Items listed in a dataset:
- - -
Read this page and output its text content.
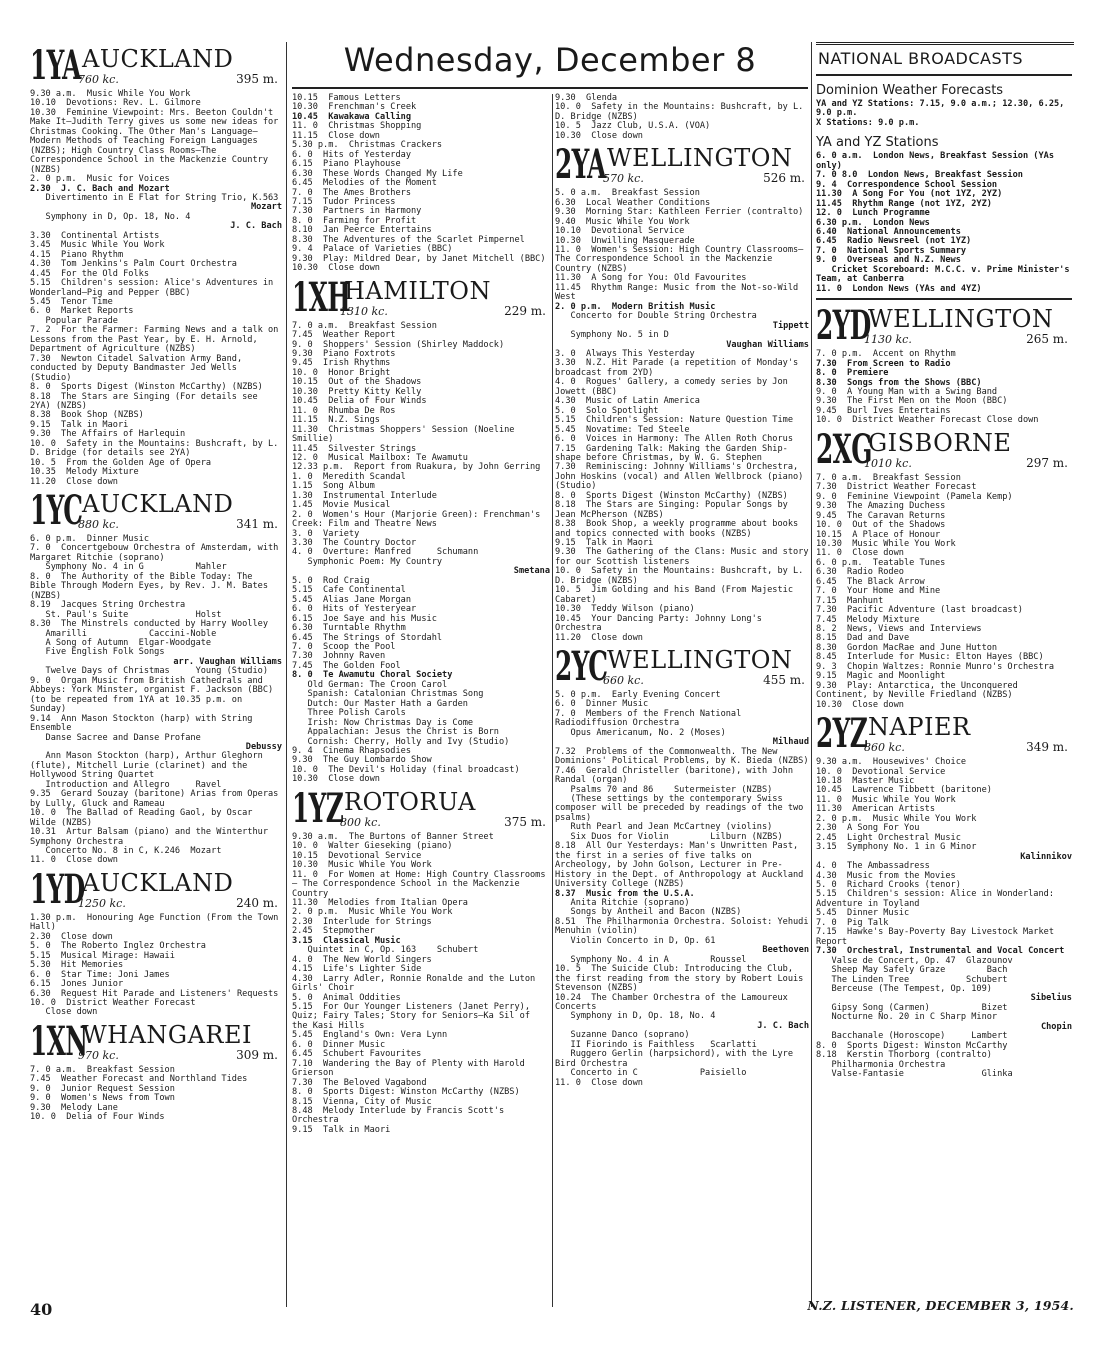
Wednesday, December 8
1YA AUCKLAND
760 kc.	395 m.
9.30 a.m.  Music While You Work
10.10  Devotions: Rev. L. Gilmore
10.30  Feminine Viewpoint: Mrs. Beeton Couldn't Make It—Judith Terry gives us some new ideas for Christmas Cooking. The Other Man's Language—Modern Methods of Teaching Foreign Languages (NZBS); High Country Class Rooms—The Correspondence School in the Mackenzie Country (NZBS)
2. 0 p.m.  Music for Voices
2.30  J. C. Bach and Mozart
Divertimento in E Flat for String Trio, K.563
Mozart
Symphony in D, Op. 18, No. 4
J. C. Bach
3.30  Continental Artists
3.45  Music While You Work
4.15  Piano Rhythm
4.30  Tom Jenkins's Palm Court Orchestra
4.45  For the Old Folks
5.15  Children's session: Alice's Adventures in Wonderland—Pig and Pepper (BBC)
5.45  Tenor Time
6. 0  Market Reports
Popular Parade
7. 2  For the Farmer: Farming News and a talk on Lessons from the Past Year, by E. H. Arnold, Department of Agriculture (NZBS)
7.30  Newton Citadel Salvation Army Band, conducted by Deputy Bandmaster Jed Wells (Studio)
8. 0  Sports Digest (Winston McCarthy) (NZBS)
8.18  The Stars are Singing (For details see 2YA) (NZBS)
8.38  Book Shop (NZBS)
9.15  Talk in Maori
9.30  The Affairs of Harlequin
10. 0  Safety in the Mountains: Bushcraft, by L. D. Bridge (for details see 2YA)
10. 5  From the Golden Age of Opera
10.35  Melody Mixture
11.20  Close down
1YC AUCKLAND
880 kc.	341 m.
6. 0 p.m.  Dinner Music
7. 0  Concertgebouw Orchestra of Amsterdam, with Margaret Ritchie (soprano)
Symphony No. 4 in G          Mahler
8. 0  The Authority of the Bible Today: The Bible Through Modern Eyes, by Rev. J. M. Bates (NZBS)
8.19  Jacques String Orchestra
St. Paul's Suite             Holst
8.30  The Minstrels conducted by Harry Woolley
Amarilli            Caccini-Noble
A Song of Autumn  Elgar-Woodgate
Five English Folk Songs
arr. Vaughan Williams
Twelve Days of Christmas     Young (Studio)
9. 0  Organ Music from British Cathedrals and Abbeys: York Minster, organist F. Jackson (BBC) (to be repeated from 1YA at 10.35 p.m. on Sunday)
9.14  Ann Mason Stockton (harp) with String Ensemble
Danse Sacree and Danse Profane
Debussy
Ann Mason Stockton (harp), Arthur Gleghorn (flute), Mitchell Lurie (clarinet) and the Hollywood String Quartet
Introduction and Allegro     Ravel
9.35  Gerard Souzay (baritone) Arias from Operas by Lully, Gluck and Rameau
10. 0  The Ballad of Reading Gaol, by Oscar Wilde (NZBS)
10.31  Artur Balsam (piano) and the Winterthur Symphony Orchestra
Concerto No. 8 in C, K.246  Mozart
11. 0  Close down
1YD
AUCKLAND
1250 kc.	240 m.
1.30 p.m.  Honouring Age Function (From the Town Hall)
2.30  Close down
5. 0  The Roberto Inglez Orchestra
5.15  Musical Mirage: Hawaii
5.30  Hit Memories
6. 0  Star Time: Joni James
6.15  Jones Junior
6.30  Request Hit Parade and Listeners' Requests
10. 0  District Weather Forecast
Close down
1XN
WHANGAREI
970 kc.	309 m.
7. 0 a.m.  Breakfast Session
7.45  Weather Forecast and Northland Tides
9. 0  Junior Request Session
9. 0  Women's News from Town
9.30  Melody Lane
10. 0  Delia of Four Winds
10.15  Famous Letters
10.30  Frenchman's Creek
10.45  Kawakawa Calling
11. 0  Christmas Shopping
11.15  Close down
5.30 p.m.  Christmas Crackers
6. 0  Hits of Yesterday
6.15  Piano Playhouse
6.30  These Words Changed My Life
6.45  Melodies of the Moment
7. 0  The Ames Brothers
7.15  Tudor Princess
7.30  Partners in Harmony
8. 0  Farming for Profit
8.10  Jan Peerce Entertains
8.30  The Adventures of the Scarlet Pimpernel
9. 4  Palace of Varieties (BBC)
9.30  Play: Mildred Dear, by Janet Mitchell (BBC)
10.30  Close down
1XH
HAMILTON
1310 kc.	229 m.
7. 0 a.m.  Breakfast Session
7.45  Weather Report
9. 0  Shoppers' Session (Shirley Maddock)
9.30  Piano Foxtrots
9.45  Irish Rhythms
10. 0  Honor Bright
10.15  Out of the Shadows
10.30  Pretty Kitty Kelly
10.45  Delia of Four Winds
11. 0  Rhumba De Ros
11.15  N.Z. Sings
11.30  Christmas Shoppers' Session (Noeline Smillie)
11.45  Silvester Strings
12. 0  Musical Mailbox: Te Awamutu
12.33 p.m.  Report from Ruakura, by John Gerring
1. 0  Meredith Scandal
1.15  Song Album
1.30  Instrumental Interlude
1.45  Movie Musical
2. 0  Women's Hour (Marjorie Green): Frenchman's Creek: Film and Theatre News
3. 0  Variety
3.30  The Country Doctor
4. 0  Overture: Manfred     Schumann
Symphonic Poem: My Country
Smetana
5. 0  Rod Craig
5.15  Cafe Continental
5.45  Alias Jane Morgan
6. 0  Hits of Yesteryear
6.15  Joe Saye and his Music
6.30  Turntable Rhythm
6.45  The Strings of Stordahl
7. 0  Scoop the Pool
7.30  Johnny Raven
7.45  The Golden Fool
8. 0  Te Awamutu Choral Society
Old German: The Croon Carol
Spanish: Catalonian Christmas Song
Dutch: Our Master Hath a Garden
Three Polish Carols
Irish: Now Christmas Day is Come
Appalachian: Jesus the Christ is Born
Cornish: Cherry, Holly and Ivy (Studio)
9. 4  Cinema Rhapsodies
9.30  The Guy Lombardo Show
10. 0  The Devil's Holiday (final broadcast)
10.30  Close down
1YZ ROTORUA
800 kc.	375 m.
9.30 a.m.  The Burtons of Banner Street
10. 0  Walter Gieseking (piano)
10.15  Devotional Service
10.30  Music While You Work
11. 0  For Women at Home: High Country Classrooms — The Correspondence School in the Mackenzie Country
11.30  Melodies from Italian Opera
2. 0 p.m.  Music While You Work
2.30  Interlude for Strings
2.45  Stepmother
3.15  Classical Music
Quintet in C, Op. 163    Schubert
4. 0  The New World Singers
4.15  Life's Lighter Side
4.30  Larry Adler, Ronnie Ronalde and the Luton Girls' Choir
5. 0  Animal Oddities
5.15  For Our Younger Listeners (Janet Perry), Quiz; Fairy Tales; Story for Seniors—Ka Sil of the Kasi Hills
5.45  England's Own: Vera Lynn
6. 0  Dinner Music
6.45  Schubert Favourites
7.10  Wandering the Bay of Plenty with Harold Grierson
7.30  The Beloved Vagabond
8. 0  Sports Digest: Winston McCarthy (NZBS)
8.15  Vienna, City of Music
8.48  Melody Interlude by Francis Scott's Orchestra
9.15  Talk in Maori
9.30  Glenda
10. 0  Safety in the Mountains: Bushcraft, by L. D. Bridge (NZBS)
10. 5  Jazz Club, U.S.A. (VOA)
10.30  Close down
2YA WELLINGTON
570 kc.	526 m.
5. 0 a.m.  Breakfast Session
6.30  Local Weather Conditions
9.30  Morning Star: Kathleen Ferrier (contralto)
9.40  Music While You Work
10.10  Devotional Service
10.30  Unwilling Masquerade
11. 0  Women's Session: High Country Classrooms—The Correspondence School in the Mackenzie Country (NZBS)
11.30  A Song for You: Old Favourites
11.45  Rhythm Range: Music from the Not-so-Wild West
2. 0 p.m.  Modern British Music
Concerto for Double String Orchestra
Tippett
Symphony No. 5 in D
Vaughan Williams
3. 0  Always This Yesterday
3.30  N.Z. Hit Parade (a repetition of Monday's broadcast from 2YD)
4. 0  Rogues' Gallery, a comedy series by Jon Jowett (BBC)
4.30  Music of Latin America
5. 0  Solo Spotlight
5.15  Children's Session: Nature Question Time
5.45  Novatime: Ted Steele
6. 0  Voices in Harmony: The Allen Roth Chorus
7.15  Gardening Talk: Making the Garden Ship-shape before Christmas, by W. G. Stephen
7.30  Reminiscing: Johnny Williams's Orchestra, John Hoskins (vocal) and Allen Wellbrock (piano) (Studio)
8. 0  Sports Digest (Winston McCarthy) (NZBS)
8.18  The Stars are Singing: Popular Songs by Jean McPherson (NZBS)
8.38  Book Shop, a weekly programme about books and topics connected with books (NZBS)
9.15  Talk in Maori
9.30  The Gathering of the Clans: Music and story for our Scottish listeners
10. 0  Safety in the Mountains: Bushcraft, by L. D. Bridge (NZBS)
10. 5  Jim Golding and his Band (From Majestic Cabaret)
10.30  Teddy Wilson (piano)
10.45  Your Dancing Party: Johnny Long's Orchestra
11.20  Close down
2YC WELLINGTON
660 kc.	455 m.
5. 0 p.m.  Early Evening Concert
6. 0  Dinner Music
7. 0  Members of the French National Radiodiffusion Orchestra
Opus Americanum, No. 2 (Moses)
Milhaud
7.32  Problems of the Commonwealth. The New Dominions' Political Problems, by K. Bieda (NZBS)
7.46  Gerald Christeller (baritone), with John Randal (organ)
Psalms 70 and 86    Sutermeister (NZBS)
(These settings by the contemporary Swiss composer will be preceded by readings of the two psalms)
Ruth Pearl and Jean McCartney (violins)
Six Duos for Violin        Lilburn (NZBS)
8.18  All Our Yesterdays: Man's Unwritten Past, the first in a series of five talks on Archeology, by John Golson, Lecturer in Pre-History in the Dept. of Anthropology at Auckland University College (NZBS)
8.37  Music from the U.S.A.
Anita Ritchie (soprano)
Songs by Antheil and Bacon (NZBS)
8.51  The Philharmonia Orchestra. Soloist: Yehudi Menuhin (violin)
Violin Concerto in D, Op. 61
Beethoven
Symphony No. 4 in A        Roussel
10. 5  The Suicide Club: Introducing the Club, the first reading from the story by Robert Louis Stevenson (NZBS)
10.24  The Chamber Orchestra of the Lamoureux Concerts
Symphony in D, Op. 18, No. 4
J. C. Bach
Suzanne Danco (soprano)
II Fiorindo is Faithless   Scarlatti
Ruggero Gerlin (harpsichord), with the Lyre Bird Orchestra
Concerto in C            Paisiello
11. 0  Close down
NATIONAL BROADCASTS
Dominion Weather Forecasts
YA and YZ Stations: 7.15, 9.0 a.m.; 12.30, 6.25, 9.0 p.m.
X Stations: 9.0 p.m.
YA and YZ Stations
6. 0 a.m.  London News, Breakfast Session (YAs only)
7. 0 8.0  London News, Breakfast Session
9. 4  Correspondence School Session
11.30  A Song For You (not 1YZ, 2YZ)
11.45  Rhythm Range (not 1YZ, 2YZ)
12. 0  Lunch Programme
6.30 p.m.  London News
6.40  National Announcements
6.45  Radio Newsreel (not 1YZ)
7. 0  National Sports Summary
9. 0  Overseas and N.Z. News
Cricket Scoreboard: M.C.C. v. Prime Minister's Team, at Canberra
11. 0  London News (YAs and 4YZ)
2YD
WELLINGTON
1130 kc.	265 m.
7. 0 p.m.  Accent on Rhythm
7.30  From Screen to Radio
8. 0  Premiere
8.30  Songs from the Shows (BBC)
9. 0  A Young Man with a Swing Band
9.30  The First Men on the Moon (BBC)
9.45  Burl Ives Entertains
10. 0  District Weather Forecast Close down
2XG
GISBORNE
1010 kc.	297 m.
7. 0 a.m.  Breakfast Session
7.30  District Weather Forecast
9. 0  Feminine Viewpoint (Pamela Kemp)
9.30  The Amazing Duchess
9.45  The Caravan Returns
10. 0  Out of the Shadows
10.15  A Place of Honour
10.30  Music While You Work
11. 0  Close down
6. 0 p.m.  Teatable Tunes
6.30  Radio Rodeo
6.45  The Black Arrow
7. 0  Your Home and Mine
7.15  Manhunt
7.30  Pacific Adventure (last broadcast)
7.45  Melody Mixture
8. 2  News, Views and Interviews
8.15  Dad and Dave
8.30  Gordon MacRae and June Hutton
8.45  Interlude for Music: Elton Hayes (BBC)
9. 3  Chopin Waltzes: Ronnie Munro's Orchestra
9.15  Magic and Moonlight
9.30  Play: Antarctica, the Unconquered Continent, by Neville Friedland (NZBS)
10.30  Close down
2YZ NAPIER
860 kc.	349 m.
9.30 a.m.  Housewives' Choice
10. 0  Devotional Service
10.18  Master Music
10.45  Lawrence Tibbett (baritone)
11. 0  Music While You Work
11.30  American Artists
2. 0 p.m.  Music While You Work
2.30  A Song For You
2.45  Light Orchestral Music
3.15  Symphony No. 1 in G Minor
Kalinnikov
4. 0  The Ambassadress
4.30  Music from the Movies
5. 0  Richard Crooks (tenor)
5.15  Children's session: Alice in Wonderland: Adventure in Toyland
5.45  Dinner Music
7. 0  Pig Talk
7.15  Hawke's Bay-Poverty Bay Livestock Market Report
7.30  Orchestral, Instrumental and Vocal Concert
Valse de Concert, Op. 47  Glazounov
Sheep May Safely Graze        Bach
The Linden Tree           Schubert
Berceuse (The Tempest, Op. 109)
Sibelius
Gipsy Song (Carmen)          Bizet
Nocturne No. 20 in C Sharp Minor
Chopin
Bacchanale (Horoscope)     Lambert
8. 0  Sports Digest: Winston McCarthy
8.18  Kerstin Thorborg (contralto)
Philharmonia Orchestra
Valse-Fantasie               Glinka
40	N.Z. LISTENER, DECEMBER 3, 1954.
- - -
● Work to do: Among these entries, how many lines include the string "Voices"? Reply with the number by itself.

● In response: 2